(Records from a collection of figures)
⁂

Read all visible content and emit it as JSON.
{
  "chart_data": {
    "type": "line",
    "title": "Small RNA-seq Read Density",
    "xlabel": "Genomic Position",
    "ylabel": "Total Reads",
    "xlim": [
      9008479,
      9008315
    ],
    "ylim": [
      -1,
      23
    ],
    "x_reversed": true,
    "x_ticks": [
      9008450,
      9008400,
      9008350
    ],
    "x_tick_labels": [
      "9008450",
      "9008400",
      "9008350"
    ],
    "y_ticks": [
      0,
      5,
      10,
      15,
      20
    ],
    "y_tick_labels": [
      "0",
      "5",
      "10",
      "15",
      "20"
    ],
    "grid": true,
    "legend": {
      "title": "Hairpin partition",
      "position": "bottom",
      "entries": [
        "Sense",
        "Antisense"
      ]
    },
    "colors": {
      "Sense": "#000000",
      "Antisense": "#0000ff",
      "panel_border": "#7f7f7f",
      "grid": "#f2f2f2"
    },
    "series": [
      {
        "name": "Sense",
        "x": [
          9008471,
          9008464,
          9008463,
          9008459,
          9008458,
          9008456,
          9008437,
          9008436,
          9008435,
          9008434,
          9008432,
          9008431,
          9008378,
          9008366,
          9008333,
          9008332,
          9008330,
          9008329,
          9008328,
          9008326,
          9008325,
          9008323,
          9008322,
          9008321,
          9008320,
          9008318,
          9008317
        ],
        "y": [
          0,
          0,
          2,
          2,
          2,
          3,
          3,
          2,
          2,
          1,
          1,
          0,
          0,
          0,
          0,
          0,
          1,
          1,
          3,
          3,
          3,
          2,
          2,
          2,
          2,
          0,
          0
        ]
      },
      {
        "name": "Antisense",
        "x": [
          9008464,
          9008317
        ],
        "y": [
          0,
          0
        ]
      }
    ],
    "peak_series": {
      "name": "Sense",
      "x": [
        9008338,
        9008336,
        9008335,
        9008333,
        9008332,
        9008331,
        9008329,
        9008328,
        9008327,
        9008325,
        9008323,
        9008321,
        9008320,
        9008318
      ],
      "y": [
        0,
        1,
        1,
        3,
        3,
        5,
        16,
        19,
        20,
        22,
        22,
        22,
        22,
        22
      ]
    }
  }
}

⁂

(Your task): Retype the data exactly as it reads.

(Result for this task):
Read all visible content and emit it as JSON.
{
  "chart_data": {
    "type": "line",
    "title": "Small RNA-seq Read Density",
    "xlabel": "Genomic Position",
    "ylabel": "Total Reads",
    "xlim": [
      9008479,
      9008315
    ],
    "ylim": [
      -1,
      23
    ],
    "x_reversed": true,
    "x_ticks": [
      9008450,
      9008400,
      9008350
    ],
    "x_tick_labels": [
      "9008450",
      "9008400",
      "9008350"
    ],
    "y_ticks": [
      0,
      5,
      10,
      15,
      20
    ],
    "y_tick_labels": [
      "0",
      "5",
      "10",
      "15",
      "20"
    ],
    "grid": true,
    "legend": {
      "title": "Hairpin partition",
      "position": "bottom",
      "entries": [
        "Sense",
        "Antisense"
      ]
    },
    "colors": {
      "Sense": "#000000",
      "Antisense": "#0000ff",
      "panel_border": "#7f7f7f",
      "grid": "#f2f2f2"
    },
    "series": [
      {
        "name": "Sense",
        "x": [
          9008471,
          9008464,
          9008463,
          9008459,
          9008458,
          9008456,
          9008437,
          9008436,
          9008435,
          9008434,
          9008432,
          9008431,
          9008378,
          9008366,
          9008333,
          9008332,
          9008330,
          9008329,
          9008328,
          9008326,
          9008325,
          9008323,
          9008322,
          9008321,
          9008320,
          9008318,
          9008317
        ],
        "y": [
          0,
          0,
          2,
          2,
          2,
          3,
          3,
          2,
          2,
          1,
          1,
          0,
          0,
          0,
          0,
          0,
          1,
          1,
          3,
          3,
          3,
          2,
          2,
          2,
          2,
          0,
          0
        ]
      },
      {
        "name": "Antisense",
        "x": [
          9008464,
          9008317
        ],
        "y": [
          0,
          0
        ]
      }
    ],
    "peak_series": {
      "name": "Sense",
      "x": [
        9008338,
        9008336,
        9008335,
        9008333,
        9008332,
        9008331,
        9008329,
        9008328,
        9008327,
        9008325,
        9008323,
        9008321,
        9008320,
        9008318
      ],
      "y": [
        0,
        1,
        1,
        3,
        3,
        5,
        16,
        19,
        20,
        22,
        22,
        22,
        22,
        22
      ]
    }
  }
}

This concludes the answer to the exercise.